Goal →
Can you give all the records again without altering a single character?

(Records from a collection)

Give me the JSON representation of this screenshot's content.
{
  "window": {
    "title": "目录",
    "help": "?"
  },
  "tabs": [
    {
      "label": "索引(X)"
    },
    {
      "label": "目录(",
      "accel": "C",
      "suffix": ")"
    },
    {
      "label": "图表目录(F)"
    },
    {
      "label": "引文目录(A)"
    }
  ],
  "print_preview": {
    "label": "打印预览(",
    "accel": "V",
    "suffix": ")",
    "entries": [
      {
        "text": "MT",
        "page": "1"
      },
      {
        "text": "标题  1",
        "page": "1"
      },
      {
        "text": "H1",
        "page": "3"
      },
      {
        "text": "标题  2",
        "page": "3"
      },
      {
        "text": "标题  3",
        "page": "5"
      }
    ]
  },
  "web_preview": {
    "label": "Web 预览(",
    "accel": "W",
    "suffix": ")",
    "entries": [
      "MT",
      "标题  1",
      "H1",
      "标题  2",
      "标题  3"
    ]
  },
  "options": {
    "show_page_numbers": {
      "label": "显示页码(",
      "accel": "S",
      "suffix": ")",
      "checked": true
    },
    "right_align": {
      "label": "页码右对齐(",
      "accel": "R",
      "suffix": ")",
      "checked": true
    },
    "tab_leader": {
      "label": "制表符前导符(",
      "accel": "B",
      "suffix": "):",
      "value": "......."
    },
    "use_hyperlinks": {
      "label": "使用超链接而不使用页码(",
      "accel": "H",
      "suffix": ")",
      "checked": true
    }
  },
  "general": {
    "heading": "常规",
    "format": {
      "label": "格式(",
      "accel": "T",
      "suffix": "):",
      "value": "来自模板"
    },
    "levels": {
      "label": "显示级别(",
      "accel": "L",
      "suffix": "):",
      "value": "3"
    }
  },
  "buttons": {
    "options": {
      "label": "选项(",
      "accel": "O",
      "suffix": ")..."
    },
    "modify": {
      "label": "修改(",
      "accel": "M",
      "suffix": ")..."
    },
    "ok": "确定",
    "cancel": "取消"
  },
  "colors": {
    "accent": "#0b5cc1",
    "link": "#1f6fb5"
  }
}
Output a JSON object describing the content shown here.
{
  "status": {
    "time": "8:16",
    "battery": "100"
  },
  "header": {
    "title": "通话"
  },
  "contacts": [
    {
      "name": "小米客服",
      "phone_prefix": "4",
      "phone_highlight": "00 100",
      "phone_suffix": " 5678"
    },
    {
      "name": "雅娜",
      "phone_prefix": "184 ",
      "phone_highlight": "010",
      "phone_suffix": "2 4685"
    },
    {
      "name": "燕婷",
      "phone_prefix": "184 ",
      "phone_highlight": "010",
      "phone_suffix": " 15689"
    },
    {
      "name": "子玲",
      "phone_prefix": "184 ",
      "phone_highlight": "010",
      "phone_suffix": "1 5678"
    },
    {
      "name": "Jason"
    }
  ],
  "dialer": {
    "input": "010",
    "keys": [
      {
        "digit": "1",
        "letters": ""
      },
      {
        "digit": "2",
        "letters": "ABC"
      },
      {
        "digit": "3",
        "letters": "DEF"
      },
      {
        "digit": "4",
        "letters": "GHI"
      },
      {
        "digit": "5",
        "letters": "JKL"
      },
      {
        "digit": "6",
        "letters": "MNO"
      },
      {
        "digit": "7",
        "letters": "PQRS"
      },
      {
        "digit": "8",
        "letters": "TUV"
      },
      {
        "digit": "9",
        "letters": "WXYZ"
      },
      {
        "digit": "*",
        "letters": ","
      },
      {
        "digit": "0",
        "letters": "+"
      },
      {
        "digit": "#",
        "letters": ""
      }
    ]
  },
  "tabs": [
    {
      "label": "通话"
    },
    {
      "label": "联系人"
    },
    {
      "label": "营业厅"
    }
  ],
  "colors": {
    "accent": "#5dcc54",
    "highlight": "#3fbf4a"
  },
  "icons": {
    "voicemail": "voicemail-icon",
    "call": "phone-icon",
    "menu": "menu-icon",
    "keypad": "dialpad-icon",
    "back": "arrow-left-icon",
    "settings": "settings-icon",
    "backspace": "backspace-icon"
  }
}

Output of the task →
Give me the JSON representation of this screenshot's content.
{
  "window": {
    "title": "目录",
    "help": "?"
  },
  "tabs": [
    {
      "label": "索引(X)"
    },
    {
      "label": "目录(",
      "accel": "C",
      "suffix": ")"
    },
    {
      "label": "图表目录(F)"
    },
    {
      "label": "引文目录(A)"
    }
  ],
  "print_preview": {
    "label": "打印预览(",
    "accel": "V",
    "suffix": ")",
    "entries": [
      {
        "text": "MT",
        "page": "1"
      },
      {
        "text": "标题  1",
        "page": "1"
      },
      {
        "text": "H1",
        "page": "3"
      },
      {
        "text": "标题  2",
        "page": "3"
      },
      {
        "text": "标题  3",
        "page": "5"
      }
    ]
  },
  "web_preview": {
    "label": "Web 预览(",
    "accel": "W",
    "suffix": ")",
    "entries": [
      "MT",
      "标题  1",
      "H1",
      "标题  2",
      "标题  3"
    ]
  },
  "options": {
    "show_page_numbers": {
      "label": "显示页码(",
      "accel": "S",
      "suffix": ")",
      "checked": true
    },
    "right_align": {
      "label": "页码右对齐(",
      "accel": "R",
      "suffix": ")",
      "checked": true
    },
    "tab_leader": {
      "label": "制表符前导符(",
      "accel": "B",
      "suffix": "):",
      "value": "......."
    },
    "use_hyperlinks": {
      "label": "使用超链接而不使用页码(",
      "accel": "H",
      "suffix": ")",
      "checked": true
    }
  },
  "general": {
    "heading": "常规",
    "format": {
      "label": "格式(",
      "accel": "T",
      "suffix": "):",
      "value": "来自模板"
    },
    "levels": {
      "label": "显示级别(",
      "accel": "L",
      "suffix": "):",
      "value": "3"
    }
  },
  "buttons": {
    "options": {
      "label": "选项(",
      "accel": "O",
      "suffix": ")..."
    },
    "modify": {
      "label": "修改(",
      "accel": "M",
      "suffix": ")..."
    },
    "ok": "确定",
    "cancel": "取消"
  },
  "colors": {
    "accent": "#0b5cc1",
    "link": "#1f6fb5"
  }
}
Output a JSON object describing the content shown here.
{
  "status": {
    "time": "8:16",
    "battery": "100"
  },
  "header": {
    "title": "通话"
  },
  "contacts": [
    {
      "name": "小米客服",
      "phone_prefix": "4",
      "phone_highlight": "00 100",
      "phone_suffix": " 5678"
    },
    {
      "name": "雅娜",
      "phone_prefix": "184 ",
      "phone_highlight": "010",
      "phone_suffix": "2 4685"
    },
    {
      "name": "燕婷",
      "phone_prefix": "184 ",
      "phone_highlight": "010",
      "phone_suffix": " 15689"
    },
    {
      "name": "子玲",
      "phone_prefix": "184 ",
      "phone_highlight": "010",
      "phone_suffix": "1 5678"
    },
    {
      "name": "Jason"
    }
  ],
  "dialer": {
    "input": "010",
    "keys": [
      {
        "digit": "1",
        "letters": ""
      },
      {
        "digit": "2",
        "letters": "ABC"
      },
      {
        "digit": "3",
        "letters": "DEF"
      },
      {
        "digit": "4",
        "letters": "GHI"
      },
      {
        "digit": "5",
        "letters": "JKL"
      },
      {
        "digit": "6",
        "letters": "MNO"
      },
      {
        "digit": "7",
        "letters": "PQRS"
      },
      {
        "digit": "8",
        "letters": "TUV"
      },
      {
        "digit": "9",
        "letters": "WXYZ"
      },
      {
        "digit": "*",
        "letters": ","
      },
      {
        "digit": "0",
        "letters": "+"
      },
      {
        "digit": "#",
        "letters": ""
      }
    ]
  },
  "tabs": [
    {
      "label": "通话"
    },
    {
      "label": "联系人"
    },
    {
      "label": "营业厅"
    }
  ],
  "colors": {
    "accent": "#5dcc54",
    "highlight": "#3fbf4a"
  },
  "icons": {
    "voicemail": "voicemail-icon",
    "call": "phone-icon",
    "menu": "menu-icon",
    "keypad": "dialpad-icon",
    "back": "arrow-left-icon",
    "settings": "settings-icon",
    "backspace": "backspace-icon"
  }
}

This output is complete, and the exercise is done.